> Short task
Below is a set of records. Repeat all of them exactly.

[Collected data]
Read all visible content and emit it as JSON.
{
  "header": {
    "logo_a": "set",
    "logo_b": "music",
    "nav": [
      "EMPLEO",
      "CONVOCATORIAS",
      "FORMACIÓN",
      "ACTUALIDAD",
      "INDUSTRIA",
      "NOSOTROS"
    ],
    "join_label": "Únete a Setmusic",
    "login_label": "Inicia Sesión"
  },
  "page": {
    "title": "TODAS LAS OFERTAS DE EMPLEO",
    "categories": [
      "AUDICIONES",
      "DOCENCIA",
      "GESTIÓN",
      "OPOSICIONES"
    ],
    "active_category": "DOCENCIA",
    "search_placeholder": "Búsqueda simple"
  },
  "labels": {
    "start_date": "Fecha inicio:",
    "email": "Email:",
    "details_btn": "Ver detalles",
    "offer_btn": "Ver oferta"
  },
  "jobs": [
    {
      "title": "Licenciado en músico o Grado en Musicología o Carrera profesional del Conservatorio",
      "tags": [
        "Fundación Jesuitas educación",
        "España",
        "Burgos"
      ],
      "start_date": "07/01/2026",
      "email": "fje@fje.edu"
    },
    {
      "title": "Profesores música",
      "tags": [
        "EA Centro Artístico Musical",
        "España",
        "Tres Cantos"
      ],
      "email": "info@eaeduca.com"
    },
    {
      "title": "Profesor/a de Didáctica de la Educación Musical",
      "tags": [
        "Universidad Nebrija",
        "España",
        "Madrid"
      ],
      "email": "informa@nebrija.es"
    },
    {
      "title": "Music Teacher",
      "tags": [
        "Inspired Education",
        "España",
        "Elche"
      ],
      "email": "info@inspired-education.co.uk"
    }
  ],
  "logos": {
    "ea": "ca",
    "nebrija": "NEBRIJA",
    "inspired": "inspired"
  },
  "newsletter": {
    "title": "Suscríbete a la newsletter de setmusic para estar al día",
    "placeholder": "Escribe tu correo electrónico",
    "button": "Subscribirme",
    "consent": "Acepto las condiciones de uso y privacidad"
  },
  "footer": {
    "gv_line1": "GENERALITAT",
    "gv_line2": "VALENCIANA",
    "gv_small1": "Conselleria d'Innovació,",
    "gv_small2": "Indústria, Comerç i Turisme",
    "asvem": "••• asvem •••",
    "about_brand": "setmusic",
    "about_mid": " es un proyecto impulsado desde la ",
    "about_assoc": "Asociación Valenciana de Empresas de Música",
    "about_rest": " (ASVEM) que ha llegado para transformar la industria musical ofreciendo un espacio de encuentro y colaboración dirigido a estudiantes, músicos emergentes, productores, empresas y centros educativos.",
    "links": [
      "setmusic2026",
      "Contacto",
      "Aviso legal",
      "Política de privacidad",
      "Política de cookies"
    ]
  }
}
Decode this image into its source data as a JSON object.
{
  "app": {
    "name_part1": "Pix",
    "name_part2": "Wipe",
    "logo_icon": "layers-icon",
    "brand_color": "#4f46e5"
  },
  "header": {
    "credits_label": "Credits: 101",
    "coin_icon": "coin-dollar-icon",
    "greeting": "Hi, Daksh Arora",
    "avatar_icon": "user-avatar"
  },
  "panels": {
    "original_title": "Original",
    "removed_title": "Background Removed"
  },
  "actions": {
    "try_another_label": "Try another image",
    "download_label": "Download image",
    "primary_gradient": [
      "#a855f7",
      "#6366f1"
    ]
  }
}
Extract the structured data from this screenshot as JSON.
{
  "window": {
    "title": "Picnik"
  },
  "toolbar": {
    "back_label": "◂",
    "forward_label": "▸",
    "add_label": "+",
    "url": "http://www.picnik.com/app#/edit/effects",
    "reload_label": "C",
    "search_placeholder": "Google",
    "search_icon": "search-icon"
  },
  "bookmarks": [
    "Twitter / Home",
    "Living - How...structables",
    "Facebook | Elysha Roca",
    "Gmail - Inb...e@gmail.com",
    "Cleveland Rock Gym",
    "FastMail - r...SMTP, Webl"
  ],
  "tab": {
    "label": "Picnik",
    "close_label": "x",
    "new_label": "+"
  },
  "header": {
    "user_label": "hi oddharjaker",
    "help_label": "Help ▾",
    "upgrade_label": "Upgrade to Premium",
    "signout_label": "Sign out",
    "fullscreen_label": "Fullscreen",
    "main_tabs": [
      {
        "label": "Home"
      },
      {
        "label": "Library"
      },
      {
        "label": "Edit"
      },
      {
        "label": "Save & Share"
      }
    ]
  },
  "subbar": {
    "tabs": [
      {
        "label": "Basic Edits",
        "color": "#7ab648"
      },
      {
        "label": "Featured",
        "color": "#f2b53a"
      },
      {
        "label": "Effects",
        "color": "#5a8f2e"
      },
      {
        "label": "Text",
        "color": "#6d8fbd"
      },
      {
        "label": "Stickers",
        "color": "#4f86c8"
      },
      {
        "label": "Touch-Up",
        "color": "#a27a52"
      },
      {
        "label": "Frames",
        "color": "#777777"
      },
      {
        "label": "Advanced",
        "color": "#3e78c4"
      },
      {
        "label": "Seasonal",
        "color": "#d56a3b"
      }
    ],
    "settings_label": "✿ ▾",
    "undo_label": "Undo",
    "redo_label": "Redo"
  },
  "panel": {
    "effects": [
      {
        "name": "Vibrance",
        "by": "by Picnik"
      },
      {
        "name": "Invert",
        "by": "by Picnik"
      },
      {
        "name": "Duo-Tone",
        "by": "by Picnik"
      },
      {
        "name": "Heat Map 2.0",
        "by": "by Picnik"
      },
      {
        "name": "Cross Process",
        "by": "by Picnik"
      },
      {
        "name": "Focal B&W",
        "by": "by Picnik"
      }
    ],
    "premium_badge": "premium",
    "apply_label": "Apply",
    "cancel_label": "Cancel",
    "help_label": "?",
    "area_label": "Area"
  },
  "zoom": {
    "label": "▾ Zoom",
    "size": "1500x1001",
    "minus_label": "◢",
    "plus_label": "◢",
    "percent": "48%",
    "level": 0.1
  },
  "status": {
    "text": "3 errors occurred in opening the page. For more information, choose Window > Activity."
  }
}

> Written response
Read all visible content and emit it as JSON.
{
  "header": {
    "logo_a": "set",
    "logo_b": "music",
    "nav": [
      "EMPLEO",
      "CONVOCATORIAS",
      "FORMACIÓN",
      "ACTUALIDAD",
      "INDUSTRIA",
      "NOSOTROS"
    ],
    "join_label": "Únete a Setmusic",
    "login_label": "Inicia Sesión"
  },
  "page": {
    "title": "TODAS LAS OFERTAS DE EMPLEO",
    "categories": [
      "AUDICIONES",
      "DOCENCIA",
      "GESTIÓN",
      "OPOSICIONES"
    ],
    "active_category": "DOCENCIA",
    "search_placeholder": "Búsqueda simple"
  },
  "labels": {
    "start_date": "Fecha inicio:",
    "email": "Email:",
    "details_btn": "Ver detalles",
    "offer_btn": "Ver oferta"
  },
  "jobs": [
    {
      "title": "Licenciado en músico o Grado en Musicología o Carrera profesional del Conservatorio",
      "tags": [
        "Fundación Jesuitas educación",
        "España",
        "Burgos"
      ],
      "start_date": "07/01/2026",
      "email": "fje@fje.edu"
    },
    {
      "title": "Profesores música",
      "tags": [
        "EA Centro Artístico Musical",
        "España",
        "Tres Cantos"
      ],
      "email": "info@eaeduca.com"
    },
    {
      "title": "Profesor/a de Didáctica de la Educación Musical",
      "tags": [
        "Universidad Nebrija",
        "España",
        "Madrid"
      ],
      "email": "informa@nebrija.es"
    },
    {
      "title": "Music Teacher",
      "tags": [
        "Inspired Education",
        "España",
        "Elche"
      ],
      "email": "info@inspired-education.co.uk"
    }
  ],
  "logos": {
    "ea": "ca",
    "nebrija": "NEBRIJA",
    "inspired": "inspired"
  },
  "newsletter": {
    "title": "Suscríbete a la newsletter de setmusic para estar al día",
    "placeholder": "Escribe tu correo electrónico",
    "button": "Subscribirme",
    "consent": "Acepto las condiciones de uso y privacidad"
  },
  "footer": {
    "gv_line1": "GENERALITAT",
    "gv_line2": "VALENCIANA",
    "gv_small1": "Conselleria d'Innovació,",
    "gv_small2": "Indústria, Comerç i Turisme",
    "asvem": "••• asvem •••",
    "about_brand": "setmusic",
    "about_mid": " es un proyecto impulsado desde la ",
    "about_assoc": "Asociación Valenciana de Empresas de Música",
    "about_rest": " (ASVEM) que ha llegado para transformar la industria musical ofreciendo un espacio de encuentro y colaboración dirigido a estudiantes, músicos emergentes, productores, empresas y centros educativos.",
    "links": [
      "setmusic2026",
      "Contacto",
      "Aviso legal",
      "Política de privacidad",
      "Política de cookies"
    ]
  }
}
Decode this image into its source data as a JSON object.
{
  "app": {
    "name_part1": "Pix",
    "name_part2": "Wipe",
    "logo_icon": "layers-icon",
    "brand_color": "#4f46e5"
  },
  "header": {
    "credits_label": "Credits: 101",
    "coin_icon": "coin-dollar-icon",
    "greeting": "Hi, Daksh Arora",
    "avatar_icon": "user-avatar"
  },
  "panels": {
    "original_title": "Original",
    "removed_title": "Background Removed"
  },
  "actions": {
    "try_another_label": "Try another image",
    "download_label": "Download image",
    "primary_gradient": [
      "#a855f7",
      "#6366f1"
    ]
  }
}
Extract the structured data from this screenshot as JSON.
{
  "window": {
    "title": "Picnik"
  },
  "toolbar": {
    "back_label": "◂",
    "forward_label": "▸",
    "add_label": "+",
    "url": "http://www.picnik.com/app#/edit/effects",
    "reload_label": "C",
    "search_placeholder": "Google",
    "search_icon": "search-icon"
  },
  "bookmarks": [
    "Twitter / Home",
    "Living - How...structables",
    "Facebook | Elysha Roca",
    "Gmail - Inb...e@gmail.com",
    "Cleveland Rock Gym",
    "FastMail - r...SMTP, Webl"
  ],
  "tab": {
    "label": "Picnik",
    "close_label": "x",
    "new_label": "+"
  },
  "header": {
    "user_label": "hi oddharjaker",
    "help_label": "Help ▾",
    "upgrade_label": "Upgrade to Premium",
    "signout_label": "Sign out",
    "fullscreen_label": "Fullscreen",
    "main_tabs": [
      {
        "label": "Home"
      },
      {
        "label": "Library"
      },
      {
        "label": "Edit"
      },
      {
        "label": "Save & Share"
      }
    ]
  },
  "subbar": {
    "tabs": [
      {
        "label": "Basic Edits",
        "color": "#7ab648"
      },
      {
        "label": "Featured",
        "color": "#f2b53a"
      },
      {
        "label": "Effects",
        "color": "#5a8f2e"
      },
      {
        "label": "Text",
        "color": "#6d8fbd"
      },
      {
        "label": "Stickers",
        "color": "#4f86c8"
      },
      {
        "label": "Touch-Up",
        "color": "#a27a52"
      },
      {
        "label": "Frames",
        "color": "#777777"
      },
      {
        "label": "Advanced",
        "color": "#3e78c4"
      },
      {
        "label": "Seasonal",
        "color": "#d56a3b"
      }
    ],
    "settings_label": "✿ ▾",
    "undo_label": "Undo",
    "redo_label": "Redo"
  },
  "panel": {
    "effects": [
      {
        "name": "Vibrance",
        "by": "by Picnik"
      },
      {
        "name": "Invert",
        "by": "by Picnik"
      },
      {
        "name": "Duo-Tone",
        "by": "by Picnik"
      },
      {
        "name": "Heat Map 2.0",
        "by": "by Picnik"
      },
      {
        "name": "Cross Process",
        "by": "by Picnik"
      },
      {
        "name": "Focal B&W",
        "by": "by Picnik"
      }
    ],
    "premium_badge": "premium",
    "apply_label": "Apply",
    "cancel_label": "Cancel",
    "help_label": "?",
    "area_label": "Area"
  },
  "zoom": {
    "label": "▾ Zoom",
    "size": "1500x1001",
    "minus_label": "◢",
    "plus_label": "◢",
    "percent": "48%",
    "level": 0.1
  },
  "status": {
    "text": "3 errors occurred in opening the page. For more information, choose Window > Activity."
  }
}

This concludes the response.